Recorded data:
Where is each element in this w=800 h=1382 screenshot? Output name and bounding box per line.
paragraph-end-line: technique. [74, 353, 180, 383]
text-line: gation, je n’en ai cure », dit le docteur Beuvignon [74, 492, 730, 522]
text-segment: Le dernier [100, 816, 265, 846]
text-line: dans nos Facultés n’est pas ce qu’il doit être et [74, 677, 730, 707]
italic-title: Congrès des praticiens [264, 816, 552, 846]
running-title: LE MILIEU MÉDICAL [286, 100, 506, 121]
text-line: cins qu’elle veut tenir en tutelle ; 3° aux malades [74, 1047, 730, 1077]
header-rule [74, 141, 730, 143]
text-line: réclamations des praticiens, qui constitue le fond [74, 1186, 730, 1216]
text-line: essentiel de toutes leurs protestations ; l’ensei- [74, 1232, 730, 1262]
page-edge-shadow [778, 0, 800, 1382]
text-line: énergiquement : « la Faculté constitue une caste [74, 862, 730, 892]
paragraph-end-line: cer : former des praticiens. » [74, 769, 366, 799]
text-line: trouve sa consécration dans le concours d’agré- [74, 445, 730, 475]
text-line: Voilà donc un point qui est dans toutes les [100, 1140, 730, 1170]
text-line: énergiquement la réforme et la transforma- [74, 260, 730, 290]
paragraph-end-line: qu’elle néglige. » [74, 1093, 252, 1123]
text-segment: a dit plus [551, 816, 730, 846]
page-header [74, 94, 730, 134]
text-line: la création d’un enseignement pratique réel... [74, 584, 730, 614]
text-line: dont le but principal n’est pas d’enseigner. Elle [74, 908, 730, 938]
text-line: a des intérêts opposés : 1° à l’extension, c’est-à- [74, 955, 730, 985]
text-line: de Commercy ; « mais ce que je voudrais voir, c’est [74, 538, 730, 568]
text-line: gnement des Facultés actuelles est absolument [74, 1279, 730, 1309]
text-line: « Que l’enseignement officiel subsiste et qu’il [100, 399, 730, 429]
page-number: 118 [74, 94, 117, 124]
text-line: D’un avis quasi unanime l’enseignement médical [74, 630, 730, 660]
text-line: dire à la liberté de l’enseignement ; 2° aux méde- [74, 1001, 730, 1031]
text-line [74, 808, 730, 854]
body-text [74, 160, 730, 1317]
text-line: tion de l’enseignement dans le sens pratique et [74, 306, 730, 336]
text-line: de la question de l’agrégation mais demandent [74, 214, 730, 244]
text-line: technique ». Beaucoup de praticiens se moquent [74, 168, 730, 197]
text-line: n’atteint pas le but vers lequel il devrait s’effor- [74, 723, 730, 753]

*Task*. Retype every one of the lines above without changing anything.

*Solution to the problem*.
Where is each element in this w=800 h=1382 screenshot? Output name and bounding box per line.
paragraph-end-line: technique. [74, 353, 180, 383]
text-line: gation, je n’en ai cure », dit le docteur Beuvignon [74, 492, 730, 522]
text-segment: Le dernier [100, 816, 265, 846]
text-line: dans nos Facultés n’est pas ce qu’il doit être et [74, 677, 730, 707]
italic-title: Congrès des praticiens [264, 816, 552, 846]
running-title: LE MILIEU MÉDICAL [286, 100, 506, 121]
text-line: cins qu’elle veut tenir en tutelle ; 3° aux malades [74, 1047, 730, 1077]
header-rule [74, 141, 730, 143]
text-line: réclamations des praticiens, qui constitue le fond [74, 1186, 730, 1216]
text-line: essentiel de toutes leurs protestations ; l’ensei- [74, 1232, 730, 1262]
page-edge-shadow [778, 0, 800, 1382]
text-line: énergiquement : « la Faculté constitue une caste [74, 862, 730, 892]
paragraph-end-line: cer : former des praticiens. » [74, 769, 366, 799]
text-line: trouve sa consécration dans le concours d’agré- [74, 445, 730, 475]
text-line: Voilà donc un point qui est dans toutes les [100, 1140, 730, 1170]
text-line: énergiquement la réforme et la transforma- [74, 260, 730, 290]
paragraph-end-line: qu’elle néglige. » [74, 1093, 252, 1123]
text-segment: a dit plus [551, 816, 730, 846]
page-header [74, 94, 730, 134]
text-line: la création d’un enseignement pratique réel... [74, 584, 730, 614]
text-line: dont le but principal n’est pas d’enseigner. Elle [74, 908, 730, 938]
text-line: a des intérêts opposés : 1° à l’extension, c’est-à- [74, 955, 730, 985]
text-line: de Commercy ; « mais ce que je voudrais voir, c’est [74, 538, 730, 568]
text-line: gnement des Facultés actuelles est absolument [74, 1279, 730, 1309]
text-line: « Que l’enseignement officiel subsiste et qu’il [100, 399, 730, 429]
page-number: 118 [74, 94, 117, 124]
text-line: D’un avis quasi unanime l’enseignement médical [74, 630, 730, 660]
text-line: dire à la liberté de l’enseignement ; 2° aux méde- [74, 1001, 730, 1031]
text-line [74, 808, 730, 854]
body-text [74, 160, 730, 1317]
text-line: tion de l’enseignement dans le sens pratique et [74, 306, 730, 336]
text-line: de la question de l’agrégation mais demandent [74, 214, 730, 244]
text-line: technique ». Beaucoup de praticiens se moquent [74, 168, 730, 197]
text-line: n’atteint pas le but vers lequel il devrait s’effor- [74, 723, 730, 753]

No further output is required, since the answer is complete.